▸ DIRECTION
Reproduce each line exactly. Skip none.

▸ EXERCISE MATERIALS
______________________________

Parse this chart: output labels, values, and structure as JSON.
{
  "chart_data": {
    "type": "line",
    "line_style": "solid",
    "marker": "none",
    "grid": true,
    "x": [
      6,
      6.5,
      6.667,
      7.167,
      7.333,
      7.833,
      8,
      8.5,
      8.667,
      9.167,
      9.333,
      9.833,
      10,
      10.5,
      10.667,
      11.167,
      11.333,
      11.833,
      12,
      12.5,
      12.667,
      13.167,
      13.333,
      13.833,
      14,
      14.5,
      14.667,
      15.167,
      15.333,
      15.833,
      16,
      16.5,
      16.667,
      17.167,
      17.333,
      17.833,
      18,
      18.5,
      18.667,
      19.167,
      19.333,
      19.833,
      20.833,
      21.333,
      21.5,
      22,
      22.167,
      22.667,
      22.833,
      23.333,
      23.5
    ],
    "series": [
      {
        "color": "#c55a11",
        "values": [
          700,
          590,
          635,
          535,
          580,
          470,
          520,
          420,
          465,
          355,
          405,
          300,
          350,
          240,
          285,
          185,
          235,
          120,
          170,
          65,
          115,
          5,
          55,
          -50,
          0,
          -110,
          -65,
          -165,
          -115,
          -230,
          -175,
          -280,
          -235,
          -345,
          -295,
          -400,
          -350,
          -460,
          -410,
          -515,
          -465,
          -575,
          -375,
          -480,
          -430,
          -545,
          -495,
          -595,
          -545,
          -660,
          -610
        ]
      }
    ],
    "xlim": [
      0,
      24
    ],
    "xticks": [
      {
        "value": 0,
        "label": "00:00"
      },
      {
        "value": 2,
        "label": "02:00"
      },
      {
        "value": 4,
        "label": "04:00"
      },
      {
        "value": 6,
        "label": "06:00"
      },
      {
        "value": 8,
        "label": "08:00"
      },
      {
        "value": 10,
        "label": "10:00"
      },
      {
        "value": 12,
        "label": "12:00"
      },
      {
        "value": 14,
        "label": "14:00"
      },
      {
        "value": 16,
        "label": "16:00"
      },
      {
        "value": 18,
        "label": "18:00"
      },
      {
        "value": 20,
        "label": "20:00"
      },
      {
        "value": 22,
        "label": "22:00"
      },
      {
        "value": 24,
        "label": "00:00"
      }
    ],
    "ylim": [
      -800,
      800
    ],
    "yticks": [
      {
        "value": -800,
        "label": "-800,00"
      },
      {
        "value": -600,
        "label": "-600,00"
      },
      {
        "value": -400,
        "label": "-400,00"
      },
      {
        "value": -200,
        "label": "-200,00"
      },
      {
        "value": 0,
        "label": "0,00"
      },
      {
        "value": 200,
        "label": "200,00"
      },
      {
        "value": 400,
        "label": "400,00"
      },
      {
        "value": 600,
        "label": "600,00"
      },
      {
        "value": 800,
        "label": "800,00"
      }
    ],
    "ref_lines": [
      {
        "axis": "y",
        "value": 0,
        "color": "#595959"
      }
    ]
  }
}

______________________________

▸ EXERCISE RESPONSE
Parse this chart: output labels, values, and structure as JSON.
{
  "chart_data": {
    "type": "line",
    "line_style": "solid",
    "marker": "none",
    "grid": true,
    "x": [
      6,
      6.5,
      6.667,
      7.167,
      7.333,
      7.833,
      8,
      8.5,
      8.667,
      9.167,
      9.333,
      9.833,
      10,
      10.5,
      10.667,
      11.167,
      11.333,
      11.833,
      12,
      12.5,
      12.667,
      13.167,
      13.333,
      13.833,
      14,
      14.5,
      14.667,
      15.167,
      15.333,
      15.833,
      16,
      16.5,
      16.667,
      17.167,
      17.333,
      17.833,
      18,
      18.5,
      18.667,
      19.167,
      19.333,
      19.833,
      20.833,
      21.333,
      21.5,
      22,
      22.167,
      22.667,
      22.833,
      23.333,
      23.5
    ],
    "series": [
      {
        "color": "#c55a11",
        "values": [
          700,
          590,
          635,
          535,
          580,
          470,
          520,
          420,
          465,
          355,
          405,
          300,
          350,
          240,
          285,
          185,
          235,
          120,
          170,
          65,
          115,
          5,
          55,
          -50,
          0,
          -110,
          -65,
          -165,
          -115,
          -230,
          -175,
          -280,
          -235,
          -345,
          -295,
          -400,
          -350,
          -460,
          -410,
          -515,
          -465,
          -575,
          -375,
          -480,
          -430,
          -545,
          -495,
          -595,
          -545,
          -660,
          -610
        ]
      }
    ],
    "xlim": [
      0,
      24
    ],
    "xticks": [
      {
        "value": 0,
        "label": "00:00"
      },
      {
        "value": 2,
        "label": "02:00"
      },
      {
        "value": 4,
        "label": "04:00"
      },
      {
        "value": 6,
        "label": "06:00"
      },
      {
        "value": 8,
        "label": "08:00"
      },
      {
        "value": 10,
        "label": "10:00"
      },
      {
        "value": 12,
        "label": "12:00"
      },
      {
        "value": 14,
        "label": "14:00"
      },
      {
        "value": 16,
        "label": "16:00"
      },
      {
        "value": 18,
        "label": "18:00"
      },
      {
        "value": 20,
        "label": "20:00"
      },
      {
        "value": 22,
        "label": "22:00"
      },
      {
        "value": 24,
        "label": "00:00"
      }
    ],
    "ylim": [
      -800,
      800
    ],
    "yticks": [
      {
        "value": -800,
        "label": "-800,00"
      },
      {
        "value": -600,
        "label": "-600,00"
      },
      {
        "value": -400,
        "label": "-400,00"
      },
      {
        "value": -200,
        "label": "-200,00"
      },
      {
        "value": 0,
        "label": "0,00"
      },
      {
        "value": 200,
        "label": "200,00"
      },
      {
        "value": 400,
        "label": "400,00"
      },
      {
        "value": 600,
        "label": "600,00"
      },
      {
        "value": 800,
        "label": "800,00"
      }
    ],
    "ref_lines": [
      {
        "axis": "y",
        "value": 0,
        "color": "#595959"
      }
    ]
  }
}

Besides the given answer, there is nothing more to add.